Only the number is wanted: how many lines hold the word "under"?

** Start Data provided **

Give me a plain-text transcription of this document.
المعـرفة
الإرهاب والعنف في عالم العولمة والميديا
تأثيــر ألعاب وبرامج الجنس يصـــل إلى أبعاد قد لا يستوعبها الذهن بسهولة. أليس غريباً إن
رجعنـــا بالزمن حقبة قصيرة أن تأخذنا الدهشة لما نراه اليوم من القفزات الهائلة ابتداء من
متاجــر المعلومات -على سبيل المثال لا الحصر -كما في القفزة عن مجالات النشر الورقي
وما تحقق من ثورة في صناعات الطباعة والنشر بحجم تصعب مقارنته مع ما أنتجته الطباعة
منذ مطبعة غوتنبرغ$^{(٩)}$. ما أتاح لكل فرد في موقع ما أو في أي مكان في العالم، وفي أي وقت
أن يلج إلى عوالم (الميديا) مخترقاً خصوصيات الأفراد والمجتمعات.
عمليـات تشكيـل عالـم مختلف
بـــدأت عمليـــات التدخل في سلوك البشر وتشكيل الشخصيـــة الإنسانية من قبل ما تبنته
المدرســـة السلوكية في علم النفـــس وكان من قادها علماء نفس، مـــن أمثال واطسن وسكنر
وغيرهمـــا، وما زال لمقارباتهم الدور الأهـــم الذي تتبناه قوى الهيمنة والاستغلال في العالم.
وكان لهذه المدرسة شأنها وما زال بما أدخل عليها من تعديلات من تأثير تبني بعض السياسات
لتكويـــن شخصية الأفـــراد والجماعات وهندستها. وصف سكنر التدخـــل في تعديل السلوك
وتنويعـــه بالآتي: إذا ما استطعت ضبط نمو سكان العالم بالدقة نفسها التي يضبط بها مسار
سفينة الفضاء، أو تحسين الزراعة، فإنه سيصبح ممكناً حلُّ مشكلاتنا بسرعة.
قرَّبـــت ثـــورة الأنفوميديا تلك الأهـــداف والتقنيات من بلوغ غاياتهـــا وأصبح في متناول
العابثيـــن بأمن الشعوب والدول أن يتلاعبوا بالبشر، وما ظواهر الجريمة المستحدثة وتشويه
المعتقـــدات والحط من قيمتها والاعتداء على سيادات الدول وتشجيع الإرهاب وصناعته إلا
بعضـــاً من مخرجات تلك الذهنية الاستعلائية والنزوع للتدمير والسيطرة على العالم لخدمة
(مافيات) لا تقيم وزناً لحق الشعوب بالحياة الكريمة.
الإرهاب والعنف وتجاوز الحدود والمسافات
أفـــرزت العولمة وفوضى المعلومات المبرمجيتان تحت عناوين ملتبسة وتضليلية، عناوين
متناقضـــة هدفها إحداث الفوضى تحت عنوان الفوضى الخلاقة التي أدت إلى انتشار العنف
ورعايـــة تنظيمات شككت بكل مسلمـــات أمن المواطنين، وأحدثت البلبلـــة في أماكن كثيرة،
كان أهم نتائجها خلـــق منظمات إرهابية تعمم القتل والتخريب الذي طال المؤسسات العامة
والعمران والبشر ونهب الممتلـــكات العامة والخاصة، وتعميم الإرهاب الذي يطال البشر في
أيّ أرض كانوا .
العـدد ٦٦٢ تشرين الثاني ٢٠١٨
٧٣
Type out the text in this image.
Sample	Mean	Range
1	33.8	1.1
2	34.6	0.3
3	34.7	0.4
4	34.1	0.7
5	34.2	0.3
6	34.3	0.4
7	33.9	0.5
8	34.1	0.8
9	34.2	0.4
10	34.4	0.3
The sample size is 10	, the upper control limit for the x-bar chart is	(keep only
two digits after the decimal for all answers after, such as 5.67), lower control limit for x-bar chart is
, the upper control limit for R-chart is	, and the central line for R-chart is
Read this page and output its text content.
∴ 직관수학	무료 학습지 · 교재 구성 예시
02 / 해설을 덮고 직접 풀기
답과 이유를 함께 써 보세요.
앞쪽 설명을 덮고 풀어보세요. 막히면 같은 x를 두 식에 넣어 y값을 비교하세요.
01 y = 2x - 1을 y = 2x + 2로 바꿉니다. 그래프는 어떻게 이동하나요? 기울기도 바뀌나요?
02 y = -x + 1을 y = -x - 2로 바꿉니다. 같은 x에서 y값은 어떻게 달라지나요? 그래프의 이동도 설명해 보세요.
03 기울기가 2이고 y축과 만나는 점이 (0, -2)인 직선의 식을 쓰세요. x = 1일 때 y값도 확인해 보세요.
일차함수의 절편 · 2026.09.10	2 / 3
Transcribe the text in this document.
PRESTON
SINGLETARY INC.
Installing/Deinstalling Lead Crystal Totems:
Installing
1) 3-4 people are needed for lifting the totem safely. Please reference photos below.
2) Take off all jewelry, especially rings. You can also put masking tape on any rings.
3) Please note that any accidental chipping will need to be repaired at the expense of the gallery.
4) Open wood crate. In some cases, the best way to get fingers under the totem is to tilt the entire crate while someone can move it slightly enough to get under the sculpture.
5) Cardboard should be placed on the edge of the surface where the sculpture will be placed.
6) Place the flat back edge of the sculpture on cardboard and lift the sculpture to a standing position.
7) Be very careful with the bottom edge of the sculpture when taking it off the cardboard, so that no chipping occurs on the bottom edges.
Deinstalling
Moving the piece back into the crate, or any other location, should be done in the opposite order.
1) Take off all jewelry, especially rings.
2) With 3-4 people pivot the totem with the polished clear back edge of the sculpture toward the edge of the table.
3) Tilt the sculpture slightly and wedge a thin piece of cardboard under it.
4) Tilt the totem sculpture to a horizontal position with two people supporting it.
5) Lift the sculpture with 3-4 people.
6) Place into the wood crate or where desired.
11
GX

** End Data provided **

» **Result for this exercise**
2